## Data to process
-------------------------
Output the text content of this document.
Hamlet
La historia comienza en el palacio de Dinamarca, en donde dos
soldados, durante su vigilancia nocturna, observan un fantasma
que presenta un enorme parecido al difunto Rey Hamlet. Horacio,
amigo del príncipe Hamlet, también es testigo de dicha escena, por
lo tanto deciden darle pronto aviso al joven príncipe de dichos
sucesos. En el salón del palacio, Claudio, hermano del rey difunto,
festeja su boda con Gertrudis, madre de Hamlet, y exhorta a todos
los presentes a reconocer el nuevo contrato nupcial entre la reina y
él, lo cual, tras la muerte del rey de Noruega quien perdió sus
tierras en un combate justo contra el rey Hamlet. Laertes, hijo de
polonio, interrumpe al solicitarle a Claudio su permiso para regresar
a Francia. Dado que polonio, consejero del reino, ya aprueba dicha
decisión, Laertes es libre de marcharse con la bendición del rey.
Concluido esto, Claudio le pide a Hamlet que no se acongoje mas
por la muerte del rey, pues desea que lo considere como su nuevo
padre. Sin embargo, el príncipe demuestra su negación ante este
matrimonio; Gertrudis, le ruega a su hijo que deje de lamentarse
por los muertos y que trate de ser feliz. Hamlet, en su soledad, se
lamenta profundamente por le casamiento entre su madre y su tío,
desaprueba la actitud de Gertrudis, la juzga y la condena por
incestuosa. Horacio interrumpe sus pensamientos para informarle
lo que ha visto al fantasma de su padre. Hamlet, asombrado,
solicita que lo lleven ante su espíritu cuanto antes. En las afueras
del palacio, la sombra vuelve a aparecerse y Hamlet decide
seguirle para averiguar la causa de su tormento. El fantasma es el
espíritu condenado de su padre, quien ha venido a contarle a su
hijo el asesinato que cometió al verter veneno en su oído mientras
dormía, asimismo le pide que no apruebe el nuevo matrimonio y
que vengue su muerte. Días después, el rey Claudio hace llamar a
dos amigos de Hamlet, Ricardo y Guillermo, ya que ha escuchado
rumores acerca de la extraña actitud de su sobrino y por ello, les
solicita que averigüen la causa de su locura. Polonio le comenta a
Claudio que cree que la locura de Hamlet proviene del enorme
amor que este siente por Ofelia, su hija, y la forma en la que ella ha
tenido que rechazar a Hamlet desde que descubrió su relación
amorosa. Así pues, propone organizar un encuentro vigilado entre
-------------------------
## Problem description
Your task is to reproduce the whole listing exactly.

## Answer for this exercise
Output the text content of this document.
Hamlet
La historia comienza en el palacio de Dinamarca, en donde dos
soldados, durante su vigilancia nocturna, observan un fantasma
que presenta un enorme parecido al difunto Rey Hamlet. Horacio,
amigo del príncipe Hamlet, también es testigo de dicha escena, por
lo tanto deciden darle pronto aviso al joven príncipe de dichos
sucesos. En el salón del palacio, Claudio, hermano del rey difunto,
festeja su boda con Gertrudis, madre de Hamlet, y exhorta a todos
los presentes a reconocer el nuevo contrato nupcial entre la reina y
él, lo cual, tras la muerte del rey de Noruega quien perdió sus
tierras en un combate justo contra el rey Hamlet. Laertes, hijo de
polonio, interrumpe al solicitarle a Claudio su permiso para regresar
a Francia. Dado que polonio, consejero del reino, ya aprueba dicha
decisión, Laertes es libre de marcharse con la bendición del rey.
Concluido esto, Claudio le pide a Hamlet que no se acongoje mas
por la muerte del rey, pues desea que lo considere como su nuevo
padre. Sin embargo, el príncipe demuestra su negación ante este
matrimonio; Gertrudis, le ruega a su hijo que deje de lamentarse
por los muertos y que trate de ser feliz. Hamlet, en su soledad, se
lamenta profundamente por le casamiento entre su madre y su tío,
desaprueba la actitud de Gertrudis, la juzga y la condena por
incestuosa. Horacio interrumpe sus pensamientos para informarle
lo que ha visto al fantasma de su padre. Hamlet, asombrado,
solicita que lo lleven ante su espíritu cuanto antes. En las afueras
del palacio, la sombra vuelve a aparecerse y Hamlet decide
seguirle para averiguar la causa de su tormento. El fantasma es el
espíritu condenado de su padre, quien ha venido a contarle a su
hijo el asesinato que cometió al verter veneno en su oído mientras
dormía, asimismo le pide que no apruebe el nuevo matrimonio y
que vengue su muerte. Días después, el rey Claudio hace llamar a
dos amigos de Hamlet, Ricardo y Guillermo, ya que ha escuchado
rumores acerca de la extraña actitud de su sobrino y por ello, les
solicita que averigüen la causa de su locura. Polonio le comenta a
Claudio que cree que la locura de Hamlet proviene del enorme
amor que este siente por Ofelia, su hija, y la forma en la que ella ha
tenido que rechazar a Hamlet desde que descubrió su relación
amorosa. Así pues, propone organizar un encuentro vigilado entre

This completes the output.